### ABOUT THIS EXERCISE
Write out the data exactly, keeping every line.

-----

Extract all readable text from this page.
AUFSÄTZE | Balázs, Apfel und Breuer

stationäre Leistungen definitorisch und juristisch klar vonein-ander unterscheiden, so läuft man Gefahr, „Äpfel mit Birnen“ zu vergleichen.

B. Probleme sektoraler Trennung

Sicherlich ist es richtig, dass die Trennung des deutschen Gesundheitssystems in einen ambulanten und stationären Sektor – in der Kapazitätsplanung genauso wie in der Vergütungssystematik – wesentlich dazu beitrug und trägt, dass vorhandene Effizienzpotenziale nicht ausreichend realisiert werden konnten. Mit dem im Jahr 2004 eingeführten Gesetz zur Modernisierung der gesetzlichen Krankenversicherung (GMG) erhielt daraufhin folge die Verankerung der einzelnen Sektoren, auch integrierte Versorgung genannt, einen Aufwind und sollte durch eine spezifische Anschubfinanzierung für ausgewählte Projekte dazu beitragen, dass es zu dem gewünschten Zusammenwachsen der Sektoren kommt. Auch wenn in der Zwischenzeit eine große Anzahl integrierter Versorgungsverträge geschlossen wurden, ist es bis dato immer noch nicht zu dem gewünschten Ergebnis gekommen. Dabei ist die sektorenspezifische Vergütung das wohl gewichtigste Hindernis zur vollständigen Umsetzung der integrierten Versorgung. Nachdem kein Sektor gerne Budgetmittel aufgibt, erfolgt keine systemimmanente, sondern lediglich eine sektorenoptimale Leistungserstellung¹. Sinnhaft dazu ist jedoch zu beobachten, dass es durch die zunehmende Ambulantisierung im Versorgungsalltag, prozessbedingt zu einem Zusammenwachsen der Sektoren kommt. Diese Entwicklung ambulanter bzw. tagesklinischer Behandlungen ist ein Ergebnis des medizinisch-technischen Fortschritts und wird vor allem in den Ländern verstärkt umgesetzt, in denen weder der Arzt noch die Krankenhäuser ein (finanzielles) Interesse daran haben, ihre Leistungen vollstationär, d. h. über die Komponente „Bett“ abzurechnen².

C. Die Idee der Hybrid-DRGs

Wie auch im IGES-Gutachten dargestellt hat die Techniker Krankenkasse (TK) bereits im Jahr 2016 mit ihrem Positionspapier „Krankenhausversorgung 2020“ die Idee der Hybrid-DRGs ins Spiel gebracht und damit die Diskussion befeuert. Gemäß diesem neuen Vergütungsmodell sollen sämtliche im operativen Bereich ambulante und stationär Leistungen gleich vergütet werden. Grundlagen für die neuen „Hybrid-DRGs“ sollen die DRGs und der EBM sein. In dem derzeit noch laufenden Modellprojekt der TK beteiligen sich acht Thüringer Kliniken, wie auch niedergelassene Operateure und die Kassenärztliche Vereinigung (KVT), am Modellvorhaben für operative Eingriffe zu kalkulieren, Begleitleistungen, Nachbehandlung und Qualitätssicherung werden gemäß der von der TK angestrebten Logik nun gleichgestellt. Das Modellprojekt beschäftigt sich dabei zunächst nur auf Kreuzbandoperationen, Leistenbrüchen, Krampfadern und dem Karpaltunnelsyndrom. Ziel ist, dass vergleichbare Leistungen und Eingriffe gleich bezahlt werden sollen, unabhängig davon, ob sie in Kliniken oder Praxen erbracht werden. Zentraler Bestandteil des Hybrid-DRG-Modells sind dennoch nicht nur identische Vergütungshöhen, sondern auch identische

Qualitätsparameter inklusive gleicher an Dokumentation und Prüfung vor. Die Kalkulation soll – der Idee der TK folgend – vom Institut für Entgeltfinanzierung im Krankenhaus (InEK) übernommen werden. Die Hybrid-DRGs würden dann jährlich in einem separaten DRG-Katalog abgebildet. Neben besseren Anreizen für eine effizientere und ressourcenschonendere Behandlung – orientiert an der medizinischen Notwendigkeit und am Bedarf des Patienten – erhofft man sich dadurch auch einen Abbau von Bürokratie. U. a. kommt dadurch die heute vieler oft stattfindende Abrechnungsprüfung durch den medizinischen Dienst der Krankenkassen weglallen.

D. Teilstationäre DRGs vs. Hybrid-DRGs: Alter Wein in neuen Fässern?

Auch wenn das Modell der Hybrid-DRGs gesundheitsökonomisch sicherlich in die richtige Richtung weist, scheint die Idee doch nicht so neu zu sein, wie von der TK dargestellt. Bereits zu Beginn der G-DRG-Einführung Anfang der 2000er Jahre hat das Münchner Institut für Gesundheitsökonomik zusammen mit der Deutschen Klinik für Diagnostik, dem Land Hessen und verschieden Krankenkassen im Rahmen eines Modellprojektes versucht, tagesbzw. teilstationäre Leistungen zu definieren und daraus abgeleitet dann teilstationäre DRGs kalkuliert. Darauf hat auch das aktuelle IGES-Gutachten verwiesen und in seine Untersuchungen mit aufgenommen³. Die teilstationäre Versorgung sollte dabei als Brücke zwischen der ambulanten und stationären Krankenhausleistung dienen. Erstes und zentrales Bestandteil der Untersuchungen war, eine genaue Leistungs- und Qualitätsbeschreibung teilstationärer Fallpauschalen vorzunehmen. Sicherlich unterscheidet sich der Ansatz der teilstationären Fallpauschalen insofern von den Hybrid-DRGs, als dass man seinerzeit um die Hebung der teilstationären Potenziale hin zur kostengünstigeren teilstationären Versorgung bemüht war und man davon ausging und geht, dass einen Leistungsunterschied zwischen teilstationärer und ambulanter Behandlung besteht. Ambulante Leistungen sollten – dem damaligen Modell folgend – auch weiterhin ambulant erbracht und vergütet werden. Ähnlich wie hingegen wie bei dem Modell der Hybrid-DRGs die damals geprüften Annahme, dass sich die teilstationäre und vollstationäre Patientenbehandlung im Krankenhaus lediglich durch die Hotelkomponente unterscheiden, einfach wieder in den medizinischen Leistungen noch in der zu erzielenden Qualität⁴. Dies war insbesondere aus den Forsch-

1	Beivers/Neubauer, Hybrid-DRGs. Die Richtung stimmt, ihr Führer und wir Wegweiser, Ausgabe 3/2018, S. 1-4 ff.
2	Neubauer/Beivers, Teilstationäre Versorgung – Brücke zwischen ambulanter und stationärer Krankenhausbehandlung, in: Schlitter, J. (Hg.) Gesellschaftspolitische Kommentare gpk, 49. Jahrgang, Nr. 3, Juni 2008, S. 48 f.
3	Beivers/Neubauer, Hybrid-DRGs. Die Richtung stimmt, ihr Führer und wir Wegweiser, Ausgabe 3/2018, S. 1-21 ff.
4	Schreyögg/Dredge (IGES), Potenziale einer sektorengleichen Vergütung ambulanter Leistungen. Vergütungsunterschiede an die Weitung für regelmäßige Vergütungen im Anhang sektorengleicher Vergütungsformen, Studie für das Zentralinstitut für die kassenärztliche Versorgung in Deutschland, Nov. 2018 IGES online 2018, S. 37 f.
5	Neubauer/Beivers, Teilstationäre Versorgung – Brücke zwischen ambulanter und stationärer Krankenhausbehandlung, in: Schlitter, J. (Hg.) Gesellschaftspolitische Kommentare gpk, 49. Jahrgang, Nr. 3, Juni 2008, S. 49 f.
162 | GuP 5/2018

-----

### EXERCISE ANSWER
Extract all readable text from this page.
AUFSÄTZE | Balázs, Apfel und Breuer

stationäre Leistungen definitorisch und juristisch klar vonein-ander unterscheiden, so läuft man Gefahr, „Äpfel mit Birnen“ zu vergleichen.

B. Probleme sektoraler Trennung

Sicherlich ist es richtig, dass die Trennung des deutschen Gesundheitssystems in einen ambulanten und stationären Sektor – in der Kapazitätsplanung genauso wie in der Vergütungssystematik – wesentlich dazu beitrug und trägt, dass vorhandene Effizienzpotenziale nicht ausreichend realisiert werden konnten. Mit dem im Jahr 2004 eingeführten Gesetz zur Modernisierung der gesetzlichen Krankenversicherung (GMG) erhielt daraufhin folge die Verankerung der einzelnen Sektoren, auch integrierte Versorgung genannt, einen Aufwind und sollte durch eine spezifische Anschubfinanzierung für ausgewählte Projekte dazu beitragen, dass es zu dem gewünschten Zusammenwachsen der Sektoren kommt. Auch wenn in der Zwischenzeit eine große Anzahl integrierter Versorgungsverträge geschlossen wurden, ist es bis dato immer noch nicht zu dem gewünschten Ergebnis gekommen. Dabei ist die sektorenspezifische Vergütung das wohl gewichtigste Hindernis zur vollständigen Umsetzung der integrierten Versorgung. Nachdem kein Sektor gerne Budgetmittel aufgibt, erfolgt keine systemimmanente, sondern lediglich eine sektorenoptimale Leistungserstellung¹. Sinnhaft dazu ist jedoch zu beobachten, dass es durch die zunehmende Ambulantisierung im Versorgungsalltag, prozessbedingt zu einem Zusammenwachsen der Sektoren kommt. Diese Entwicklung ambulanter bzw. tagesklinischer Behandlungen ist ein Ergebnis des medizinisch-technischen Fortschritts und wird vor allem in den Ländern verstärkt umgesetzt, in denen weder der Arzt noch die Krankenhäuser ein (finanzielles) Interesse daran haben, ihre Leistungen vollstationär, d. h. über die Komponente „Bett“ abzurechnen².

C. Die Idee der Hybrid-DRGs

Wie auch im IGES-Gutachten dargestellt hat die Techniker Krankenkasse (TK) bereits im Jahr 2016 mit ihrem Positionspapier „Krankenhausversorgung 2020“ die Idee der Hybrid-DRGs ins Spiel gebracht und damit die Diskussion befeuert. Gemäß diesem neuen Vergütungsmodell sollen sämtliche im operativen Bereich ambulante und stationär Leistungen gleich vergütet werden. Grundlagen für die neuen „Hybrid-DRGs“ sollen die DRGs und der EBM sein. In dem derzeit noch laufenden Modellprojekt der TK beteiligen sich acht Thüringer Kliniken, wie auch niedergelassene Operateure und die Kassenärztliche Vereinigung (KVT), am Modellvorhaben für operative Eingriffe zu kalkulieren, Begleitleistungen, Nachbehandlung und Qualitätssicherung werden gemäß der von der TK angestrebten Logik nun gleichgestellt. Das Modellprojekt beschäftigt sich dabei zunächst nur auf Kreuzbandoperationen, Leistenbrüchen, Krampfadern und dem Karpaltunnelsyndrom. Ziel ist, dass vergleichbare Leistungen und Eingriffe gleich bezahlt werden sollen, unabhängig davon, ob sie in Kliniken oder Praxen erbracht werden. Zentraler Bestandteil des Hybrid-DRG-Modells sind dennoch nicht nur identische Vergütungshöhen, sondern auch identische

Qualitätsparameter inklusive gleicher an Dokumentation und Prüfung vor. Die Kalkulation soll – der Idee der TK folgend – vom Institut für Entgeltfinanzierung im Krankenhaus (InEK) übernommen werden. Die Hybrid-DRGs würden dann jährlich in einem separaten DRG-Katalog abgebildet. Neben besseren Anreizen für eine effizientere und ressourcenschonendere Behandlung – orientiert an der medizinischen Notwendigkeit und am Bedarf des Patienten – erhofft man sich dadurch auch einen Abbau von Bürokratie. U. a. kommt dadurch die heute vieler oft stattfindende Abrechnungsprüfung durch den medizinischen Dienst der Krankenkassen weglallen.

D. Teilstationäre DRGs vs. Hybrid-DRGs: Alter Wein in neuen Fässern?

Auch wenn das Modell der Hybrid-DRGs gesundheitsökonomisch sicherlich in die richtige Richtung weist, scheint die Idee doch nicht so neu zu sein, wie von der TK dargestellt. Bereits zu Beginn der G-DRG-Einführung Anfang der 2000er Jahre hat das Münchner Institut für Gesundheitsökonomik zusammen mit der Deutschen Klinik für Diagnostik, dem Land Hessen und verschieden Krankenkassen im Rahmen eines Modellprojektes versucht, tagesbzw. teilstationäre Leistungen zu definieren und daraus abgeleitet dann teilstationäre DRGs kalkuliert. Darauf hat auch das aktuelle IGES-Gutachten verwiesen und in seine Untersuchungen mit aufgenommen³. Die teilstationäre Versorgung sollte dabei als Brücke zwischen der ambulanten und stationären Krankenhausleistung dienen. Erstes und zentrales Bestandteil der Untersuchungen war, eine genaue Leistungs- und Qualitätsbeschreibung teilstationärer Fallpauschalen vorzunehmen. Sicherlich unterscheidet sich der Ansatz der teilstationären Fallpauschalen insofern von den Hybrid-DRGs, als dass man seinerzeit um die Hebung der teilstationären Potenziale hin zur kostengünstigeren teilstationären Versorgung bemüht war und man davon ausging und geht, dass einen Leistungsunterschied zwischen teilstationärer und ambulanter Behandlung besteht. Ambulante Leistungen sollten – dem damaligen Modell folgend – auch weiterhin ambulant erbracht und vergütet werden. Ähnlich wie hingegen wie bei dem Modell der Hybrid-DRGs die damals geprüften Annahme, dass sich die teilstationäre und vollstationäre Patientenbehandlung im Krankenhaus lediglich durch die Hotelkomponente unterscheiden, einfach wieder in den medizinischen Leistungen noch in der zu erzielenden Qualität⁴. Dies war insbesondere aus den Forsch-

1	Beivers/Neubauer, Hybrid-DRGs. Die Richtung stimmt, ihr Führer und wir Wegweiser, Ausgabe 3/2018, S. 1-4 ff.
2	Neubauer/Beivers, Teilstationäre Versorgung – Brücke zwischen ambulanter und stationärer Krankenhausbehandlung, in: Schlitter, J. (Hg.) Gesellschaftspolitische Kommentare gpk, 49. Jahrgang, Nr. 3, Juni 2008, S. 48 f.
3	Beivers/Neubauer, Hybrid-DRGs. Die Richtung stimmt, ihr Führer und wir Wegweiser, Ausgabe 3/2018, S. 1-21 ff.
4	Schreyögg/Dredge (IGES), Potenziale einer sektorengleichen Vergütung ambulanter Leistungen. Vergütungsunterschiede an die Weitung für regelmäßige Vergütungen im Anhang sektorengleicher Vergütungsformen, Studie für das Zentralinstitut für die kassenärztliche Versorgung in Deutschland, Nov. 2018 IGES online 2018, S. 37 f.
5	Neubauer/Beivers, Teilstationäre Versorgung – Brücke zwischen ambulanter und stationärer Krankenhausbehandlung, in: Schlitter, J. (Hg.) Gesellschaftspolitische Kommentare gpk, 49. Jahrgang, Nr. 3, Juni 2008, S. 49 f.
162 | GuP 5/2018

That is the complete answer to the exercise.